Texte cité:
Entre des sanglots et des lamentations, s'est passé le déferrement des détenus qui ont été interpellés lors des manifestations ayant suivi le verdict de l'affaire Sweet Beauté. Ainsi, la cave du tribunal de Dakar était noire de monde. Des parents de détenus venus de divers horizons se sont dispersés partout aux alentours, attendant avec inquiétude des nouvelles de leurs proches emprisonnés. C'est dans une douleur indescriptible qu'ils ont expliqué le calvaire qu'ils vivent en ce moment.
Cave du palais de justice de Dakar. Ce lieu renvoie aux détenus qui y sont déferrés quotidiennement pour être présentés au procureur de la République. Qui se chargera ensuite de les fixer sur leur sort. Avant les échauffourées consécutives à la condamnation de Ousmane Sonko, l'affluence n'était pas très importante au quotidien. Mais, depuis lors, c’est une affluence monstre. La police nous de 500 individus dont des mineurs et des étrangers qui ont été interpellés au cours des dernières manifestations au Sénégal. Conséquences : les déferrements ne font que se multiplier au tribunal de Grande Instance de Dakar. Ce qui fait que la cave du palais de justice enregistre de plus en plus de détenus.

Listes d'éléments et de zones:
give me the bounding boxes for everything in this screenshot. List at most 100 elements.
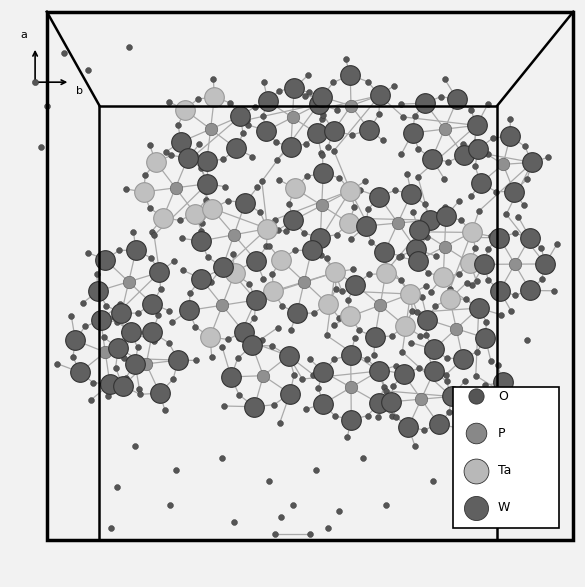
Point bbox=[422, 281, 431, 291]
Point bbox=[274, 86, 284, 96]
Point bbox=[251, 295, 260, 305]
Point bbox=[390, 185, 400, 195]
Point bbox=[483, 244, 493, 254]
Point bbox=[345, 312, 355, 321]
Text: O: O bbox=[498, 390, 508, 403]
Point bbox=[142, 359, 151, 369]
Point bbox=[113, 317, 122, 326]
Point bbox=[242, 115, 252, 124]
Point bbox=[434, 420, 443, 429]
Point bbox=[135, 384, 144, 393]
Point bbox=[206, 124, 215, 134]
Point bbox=[471, 392, 480, 401]
Point bbox=[267, 341, 276, 350]
Point bbox=[316, 251, 326, 260]
Point bbox=[268, 269, 277, 279]
Point bbox=[408, 306, 417, 315]
Point bbox=[174, 120, 183, 130]
Point bbox=[148, 328, 157, 337]
Point bbox=[447, 392, 456, 401]
Point bbox=[329, 77, 338, 87]
Point bbox=[305, 529, 315, 539]
Point bbox=[201, 196, 211, 205]
Point bbox=[347, 130, 356, 140]
Point bbox=[290, 246, 300, 255]
Point bbox=[155, 389, 164, 398]
Point bbox=[277, 301, 287, 311]
Point bbox=[486, 231, 495, 241]
Point bbox=[185, 288, 195, 298]
Point bbox=[400, 321, 410, 330]
Point bbox=[351, 280, 360, 289]
Point bbox=[124, 42, 133, 52]
Point bbox=[454, 423, 463, 433]
Point bbox=[330, 355, 339, 364]
Point bbox=[119, 327, 129, 336]
Point bbox=[487, 434, 497, 443]
Point bbox=[273, 323, 283, 332]
Point bbox=[104, 392, 113, 401]
Point bbox=[409, 241, 418, 250]
Bar bbox=[453, 387, 559, 528]
Point bbox=[250, 102, 260, 112]
Point bbox=[445, 407, 454, 417]
Point bbox=[386, 397, 395, 407]
Point bbox=[247, 340, 257, 350]
Point bbox=[219, 402, 228, 411]
Point bbox=[133, 308, 143, 318]
Point bbox=[419, 426, 429, 435]
Point bbox=[30, 77, 40, 87]
Point bbox=[389, 81, 398, 90]
Point bbox=[397, 149, 406, 158]
Point bbox=[301, 404, 311, 414]
Point bbox=[209, 92, 219, 102]
Point bbox=[292, 309, 302, 318]
Point bbox=[443, 157, 453, 167]
Point bbox=[440, 75, 449, 84]
Point bbox=[404, 422, 413, 431]
Point bbox=[323, 524, 332, 533]
Point bbox=[553, 239, 562, 248]
Point bbox=[387, 331, 396, 340]
Point bbox=[101, 255, 110, 264]
Point bbox=[462, 278, 472, 287]
Point bbox=[271, 138, 281, 147]
Point bbox=[525, 286, 535, 295]
Point bbox=[212, 266, 222, 276]
Point bbox=[130, 441, 139, 451]
Point bbox=[308, 370, 318, 379]
Point bbox=[88, 378, 98, 387]
Point bbox=[537, 275, 546, 284]
Point bbox=[355, 326, 364, 335]
Point bbox=[147, 227, 156, 237]
Point bbox=[115, 299, 125, 309]
Point bbox=[99, 333, 109, 342]
Point bbox=[350, 333, 359, 342]
Point bbox=[318, 367, 328, 376]
Point bbox=[259, 77, 269, 87]
Point bbox=[115, 246, 124, 255]
Point bbox=[101, 348, 110, 357]
Point bbox=[382, 251, 391, 260]
Point bbox=[232, 144, 241, 153]
Point bbox=[329, 320, 339, 329]
Point bbox=[129, 227, 138, 237]
Point bbox=[164, 97, 174, 106]
Point bbox=[519, 200, 528, 210]
Point bbox=[235, 333, 244, 342]
Point bbox=[454, 269, 463, 279]
Point bbox=[360, 227, 369, 236]
Point bbox=[229, 518, 239, 527]
Point bbox=[498, 160, 508, 169]
Point bbox=[408, 128, 417, 137]
Point bbox=[426, 214, 435, 224]
Point bbox=[471, 243, 480, 252]
Point bbox=[406, 289, 415, 299]
Point bbox=[440, 174, 449, 184]
Point bbox=[318, 114, 327, 124]
Point bbox=[238, 129, 247, 138]
Point bbox=[536, 393, 545, 402]
Point bbox=[314, 383, 323, 392]
Point bbox=[257, 336, 266, 345]
Point bbox=[505, 433, 514, 442]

Énoncé 1: Traduisez en anglais cette phrase de l'article sur le tribunal de Dakar : « Ainsi, la cave du tribunal de Dakar était noire de monde. »
Énoncé 2: Recopiez uniquement le passage des enregistrements qui va de la ligne contenant « Point bbox=[422, 281, 431, 291] » jusqu'à celle contenant « Point bbox=[408, 306, 417, 315] », bornes comprises, en substituant « Marqueur » à « Point » sans rien changer d'autre.
Les enregistrements n'ont aucun lien avec l'article sur le tribunal de Dakar.

Corrigé 1: Thus, the basement of the Dakar courthouse was packed with people.

Corrigé 2:
Marqueur bbox=[422, 281, 431, 291]
Marqueur bbox=[274, 86, 284, 96]
Marqueur bbox=[251, 295, 260, 305]
Marqueur bbox=[390, 185, 400, 195]
Marqueur bbox=[483, 244, 493, 254]
Marqueur bbox=[345, 312, 355, 321]
Text: O: O bbox=[498, 390, 508, 403]
Marqueur bbox=[142, 359, 151, 369]
Marqueur bbox=[113, 317, 122, 326]
Marqueur bbox=[242, 115, 252, 124]
Marqueur bbox=[434, 420, 443, 429]
Marqueur bbox=[135, 384, 144, 393]
Marqueur bbox=[206, 124, 215, 134]
Marqueur bbox=[471, 392, 480, 401]
Marqueur bbox=[267, 341, 276, 350]
Marqueur bbox=[316, 251, 326, 260]
Marqueur bbox=[268, 269, 277, 279]
Marqueur bbox=[408, 306, 417, 315]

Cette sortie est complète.